Your goal
Rename "download-icon" to "save-icon" in the items below, from the first line through the line containing "player-viewport[interactable] xyxy=(914,84,1462,554)", and return those lines with everything else unchanged.

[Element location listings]
────────────────────

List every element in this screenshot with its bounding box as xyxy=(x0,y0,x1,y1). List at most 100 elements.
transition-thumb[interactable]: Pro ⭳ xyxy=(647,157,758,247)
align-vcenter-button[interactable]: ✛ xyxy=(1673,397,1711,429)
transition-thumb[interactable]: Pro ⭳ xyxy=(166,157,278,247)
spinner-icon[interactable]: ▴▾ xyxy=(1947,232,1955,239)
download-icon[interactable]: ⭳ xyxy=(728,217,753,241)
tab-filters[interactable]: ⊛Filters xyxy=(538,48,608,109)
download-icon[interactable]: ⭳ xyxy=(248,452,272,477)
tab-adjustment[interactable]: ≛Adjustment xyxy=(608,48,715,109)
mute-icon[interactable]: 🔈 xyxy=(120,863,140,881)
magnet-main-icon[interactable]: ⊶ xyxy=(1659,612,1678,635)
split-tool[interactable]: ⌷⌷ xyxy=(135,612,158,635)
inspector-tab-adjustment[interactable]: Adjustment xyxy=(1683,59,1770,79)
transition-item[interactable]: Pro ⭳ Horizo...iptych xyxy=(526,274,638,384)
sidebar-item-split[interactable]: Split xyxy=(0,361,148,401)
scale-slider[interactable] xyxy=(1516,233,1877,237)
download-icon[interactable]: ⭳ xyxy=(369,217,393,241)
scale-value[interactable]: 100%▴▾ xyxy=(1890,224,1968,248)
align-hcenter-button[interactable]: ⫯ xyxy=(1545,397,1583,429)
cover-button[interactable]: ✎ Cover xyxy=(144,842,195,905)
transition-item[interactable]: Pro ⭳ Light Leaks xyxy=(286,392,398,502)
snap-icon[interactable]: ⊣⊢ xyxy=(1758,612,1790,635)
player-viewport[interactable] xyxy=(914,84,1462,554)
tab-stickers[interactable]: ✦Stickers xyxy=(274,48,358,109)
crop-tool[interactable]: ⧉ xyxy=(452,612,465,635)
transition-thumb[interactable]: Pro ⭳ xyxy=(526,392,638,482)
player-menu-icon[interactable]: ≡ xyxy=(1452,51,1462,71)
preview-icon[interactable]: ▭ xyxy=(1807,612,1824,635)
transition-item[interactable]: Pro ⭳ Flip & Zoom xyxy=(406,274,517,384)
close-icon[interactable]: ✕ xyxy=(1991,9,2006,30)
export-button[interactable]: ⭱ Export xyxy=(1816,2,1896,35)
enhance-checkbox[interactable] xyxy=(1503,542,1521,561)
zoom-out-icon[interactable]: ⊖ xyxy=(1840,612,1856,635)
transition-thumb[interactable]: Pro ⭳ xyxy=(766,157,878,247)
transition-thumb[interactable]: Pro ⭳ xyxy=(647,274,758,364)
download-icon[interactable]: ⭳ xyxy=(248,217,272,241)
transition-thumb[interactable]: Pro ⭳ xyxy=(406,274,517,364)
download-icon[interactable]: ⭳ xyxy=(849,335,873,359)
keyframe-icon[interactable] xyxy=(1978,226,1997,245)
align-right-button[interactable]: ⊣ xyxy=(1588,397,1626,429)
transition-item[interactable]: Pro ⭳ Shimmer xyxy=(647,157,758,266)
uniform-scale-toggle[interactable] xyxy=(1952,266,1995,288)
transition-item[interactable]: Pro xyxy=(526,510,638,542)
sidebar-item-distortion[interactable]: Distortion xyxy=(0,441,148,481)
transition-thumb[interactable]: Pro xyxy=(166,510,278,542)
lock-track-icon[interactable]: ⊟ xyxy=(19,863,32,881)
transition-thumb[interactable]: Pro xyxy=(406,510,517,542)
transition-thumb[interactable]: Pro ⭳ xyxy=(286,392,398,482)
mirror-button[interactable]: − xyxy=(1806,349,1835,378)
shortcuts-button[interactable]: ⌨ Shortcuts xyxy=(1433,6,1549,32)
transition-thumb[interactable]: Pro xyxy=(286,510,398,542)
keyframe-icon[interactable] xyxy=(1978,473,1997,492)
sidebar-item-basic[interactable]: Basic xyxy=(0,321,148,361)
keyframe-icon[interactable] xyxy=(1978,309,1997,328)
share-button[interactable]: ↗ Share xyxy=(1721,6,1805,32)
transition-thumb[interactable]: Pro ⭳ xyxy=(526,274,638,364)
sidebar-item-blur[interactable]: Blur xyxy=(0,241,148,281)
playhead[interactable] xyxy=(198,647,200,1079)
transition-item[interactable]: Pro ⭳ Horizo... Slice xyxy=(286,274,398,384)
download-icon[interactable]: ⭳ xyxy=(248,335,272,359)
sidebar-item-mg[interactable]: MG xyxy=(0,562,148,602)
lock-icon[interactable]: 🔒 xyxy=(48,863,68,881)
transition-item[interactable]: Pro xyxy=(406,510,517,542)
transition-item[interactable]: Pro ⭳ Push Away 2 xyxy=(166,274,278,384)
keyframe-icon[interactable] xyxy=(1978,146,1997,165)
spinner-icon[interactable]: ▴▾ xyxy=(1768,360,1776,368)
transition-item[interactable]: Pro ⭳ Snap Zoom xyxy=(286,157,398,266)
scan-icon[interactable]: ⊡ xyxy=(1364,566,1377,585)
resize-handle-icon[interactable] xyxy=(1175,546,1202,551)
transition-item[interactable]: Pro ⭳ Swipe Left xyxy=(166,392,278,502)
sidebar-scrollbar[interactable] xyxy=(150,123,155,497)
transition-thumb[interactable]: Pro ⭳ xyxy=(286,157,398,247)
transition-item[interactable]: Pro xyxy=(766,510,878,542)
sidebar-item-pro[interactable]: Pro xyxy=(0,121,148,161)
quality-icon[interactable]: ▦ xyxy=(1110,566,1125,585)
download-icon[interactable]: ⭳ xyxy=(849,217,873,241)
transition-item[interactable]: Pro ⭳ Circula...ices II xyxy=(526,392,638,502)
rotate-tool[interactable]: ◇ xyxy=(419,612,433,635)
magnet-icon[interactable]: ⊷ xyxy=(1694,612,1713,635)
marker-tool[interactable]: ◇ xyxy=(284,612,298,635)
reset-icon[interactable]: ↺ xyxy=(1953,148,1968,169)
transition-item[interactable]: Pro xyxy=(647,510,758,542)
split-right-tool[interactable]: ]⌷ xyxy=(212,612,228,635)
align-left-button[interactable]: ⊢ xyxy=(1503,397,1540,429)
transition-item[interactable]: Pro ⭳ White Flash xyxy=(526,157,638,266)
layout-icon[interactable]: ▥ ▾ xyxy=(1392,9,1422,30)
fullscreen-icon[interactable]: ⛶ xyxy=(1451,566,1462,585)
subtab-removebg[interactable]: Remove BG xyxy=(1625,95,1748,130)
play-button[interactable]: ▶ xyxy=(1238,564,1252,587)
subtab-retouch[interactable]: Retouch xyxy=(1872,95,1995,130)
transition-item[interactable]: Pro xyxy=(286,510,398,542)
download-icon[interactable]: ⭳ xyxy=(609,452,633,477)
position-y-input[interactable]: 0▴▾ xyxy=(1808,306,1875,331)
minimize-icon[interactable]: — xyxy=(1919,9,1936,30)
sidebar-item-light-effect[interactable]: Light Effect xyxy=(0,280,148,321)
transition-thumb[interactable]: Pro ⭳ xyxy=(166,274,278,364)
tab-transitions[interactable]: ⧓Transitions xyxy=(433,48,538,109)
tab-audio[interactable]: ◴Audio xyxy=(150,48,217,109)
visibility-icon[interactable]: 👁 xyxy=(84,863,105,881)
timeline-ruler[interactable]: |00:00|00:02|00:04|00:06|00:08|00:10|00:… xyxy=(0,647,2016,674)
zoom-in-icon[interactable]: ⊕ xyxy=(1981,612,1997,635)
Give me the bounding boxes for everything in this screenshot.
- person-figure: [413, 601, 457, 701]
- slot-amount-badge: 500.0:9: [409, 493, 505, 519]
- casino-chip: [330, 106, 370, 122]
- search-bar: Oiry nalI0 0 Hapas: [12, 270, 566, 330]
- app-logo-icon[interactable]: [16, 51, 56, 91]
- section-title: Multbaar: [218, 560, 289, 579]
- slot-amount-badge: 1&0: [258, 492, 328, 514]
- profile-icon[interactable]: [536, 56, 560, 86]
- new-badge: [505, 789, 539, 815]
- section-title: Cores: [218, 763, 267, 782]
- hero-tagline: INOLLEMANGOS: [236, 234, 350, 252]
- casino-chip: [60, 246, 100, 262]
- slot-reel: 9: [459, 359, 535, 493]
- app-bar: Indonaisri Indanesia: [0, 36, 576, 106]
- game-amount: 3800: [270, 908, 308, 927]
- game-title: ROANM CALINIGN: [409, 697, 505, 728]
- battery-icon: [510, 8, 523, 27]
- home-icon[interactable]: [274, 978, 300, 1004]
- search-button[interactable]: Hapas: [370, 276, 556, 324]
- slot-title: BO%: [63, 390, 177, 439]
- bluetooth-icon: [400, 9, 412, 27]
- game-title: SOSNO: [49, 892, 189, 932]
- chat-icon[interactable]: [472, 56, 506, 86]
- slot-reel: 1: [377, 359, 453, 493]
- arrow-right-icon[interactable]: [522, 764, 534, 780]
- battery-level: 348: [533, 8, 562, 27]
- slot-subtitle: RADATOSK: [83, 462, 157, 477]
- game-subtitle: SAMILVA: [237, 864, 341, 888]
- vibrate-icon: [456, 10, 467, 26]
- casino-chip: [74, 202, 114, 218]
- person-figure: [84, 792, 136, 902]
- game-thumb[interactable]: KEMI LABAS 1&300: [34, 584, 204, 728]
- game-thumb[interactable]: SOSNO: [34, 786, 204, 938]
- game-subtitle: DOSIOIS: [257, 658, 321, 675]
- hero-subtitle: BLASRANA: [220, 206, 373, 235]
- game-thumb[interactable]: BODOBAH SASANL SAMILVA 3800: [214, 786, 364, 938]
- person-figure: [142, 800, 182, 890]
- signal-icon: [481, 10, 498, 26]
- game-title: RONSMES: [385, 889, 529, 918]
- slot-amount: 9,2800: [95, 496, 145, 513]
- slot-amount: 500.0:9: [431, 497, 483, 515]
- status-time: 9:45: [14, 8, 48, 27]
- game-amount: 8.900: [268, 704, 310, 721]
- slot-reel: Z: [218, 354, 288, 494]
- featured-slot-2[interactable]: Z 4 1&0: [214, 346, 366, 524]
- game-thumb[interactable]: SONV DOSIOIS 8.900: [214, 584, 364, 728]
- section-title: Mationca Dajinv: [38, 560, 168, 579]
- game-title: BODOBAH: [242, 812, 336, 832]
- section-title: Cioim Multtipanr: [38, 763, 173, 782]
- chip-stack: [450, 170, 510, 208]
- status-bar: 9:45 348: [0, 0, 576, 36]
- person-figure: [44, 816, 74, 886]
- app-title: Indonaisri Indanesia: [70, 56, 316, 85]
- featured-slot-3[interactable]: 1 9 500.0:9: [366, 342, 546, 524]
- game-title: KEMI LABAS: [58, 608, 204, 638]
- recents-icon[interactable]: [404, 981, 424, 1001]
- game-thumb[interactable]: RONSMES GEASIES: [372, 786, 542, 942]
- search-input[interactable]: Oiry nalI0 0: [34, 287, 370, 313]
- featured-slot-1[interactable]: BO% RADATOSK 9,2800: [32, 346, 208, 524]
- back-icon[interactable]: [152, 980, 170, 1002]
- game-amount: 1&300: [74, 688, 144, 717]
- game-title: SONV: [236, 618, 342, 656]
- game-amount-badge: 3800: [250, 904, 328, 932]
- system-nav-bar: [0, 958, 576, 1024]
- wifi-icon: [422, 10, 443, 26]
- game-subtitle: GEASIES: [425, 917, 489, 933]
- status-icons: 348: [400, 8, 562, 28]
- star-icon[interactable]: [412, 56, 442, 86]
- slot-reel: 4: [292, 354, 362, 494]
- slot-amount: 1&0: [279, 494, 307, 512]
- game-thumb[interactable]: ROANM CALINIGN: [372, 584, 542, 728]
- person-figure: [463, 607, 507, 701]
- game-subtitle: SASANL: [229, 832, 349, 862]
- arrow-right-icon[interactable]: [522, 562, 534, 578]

────────────────────

Correct answer
List every element in this screenshot with its bounding box as xyxy=(x0,y0,x1,y1). List at most 100 elements.
transition-thumb[interactable]: Pro ⭳ xyxy=(647,157,758,247)
align-vcenter-button[interactable]: ✛ xyxy=(1673,397,1711,429)
transition-thumb[interactable]: Pro ⭳ xyxy=(166,157,278,247)
spinner-icon[interactable]: ▴▾ xyxy=(1947,232,1955,239)
save-icon[interactable]: ⭳ xyxy=(728,217,753,241)
tab-filters[interactable]: ⊛Filters xyxy=(538,48,608,109)
save-icon[interactable]: ⭳ xyxy=(248,452,272,477)
tab-adjustment[interactable]: ≛Adjustment xyxy=(608,48,715,109)
mute-icon[interactable]: 🔈 xyxy=(120,863,140,881)
magnet-main-icon[interactable]: ⊶ xyxy=(1659,612,1678,635)
split-tool[interactable]: ⌷⌷ xyxy=(135,612,158,635)
inspector-tab-adjustment[interactable]: Adjustment xyxy=(1683,59,1770,79)
transition-item[interactable]: Pro ⭳ Horizo...iptych xyxy=(526,274,638,384)
sidebar-item-split[interactable]: Split xyxy=(0,361,148,401)
scale-slider[interactable] xyxy=(1516,233,1877,237)
save-icon[interactable]: ⭳ xyxy=(369,217,393,241)
scale-value[interactable]: 100%▴▾ xyxy=(1890,224,1968,248)
align-hcenter-button[interactable]: ⫯ xyxy=(1545,397,1583,429)
cover-button[interactable]: ✎ Cover xyxy=(144,842,195,905)
transition-item[interactable]: Pro ⭳ Light Leaks xyxy=(286,392,398,502)
snap-icon[interactable]: ⊣⊢ xyxy=(1758,612,1790,635)
player-viewport[interactable] xyxy=(914,84,1462,554)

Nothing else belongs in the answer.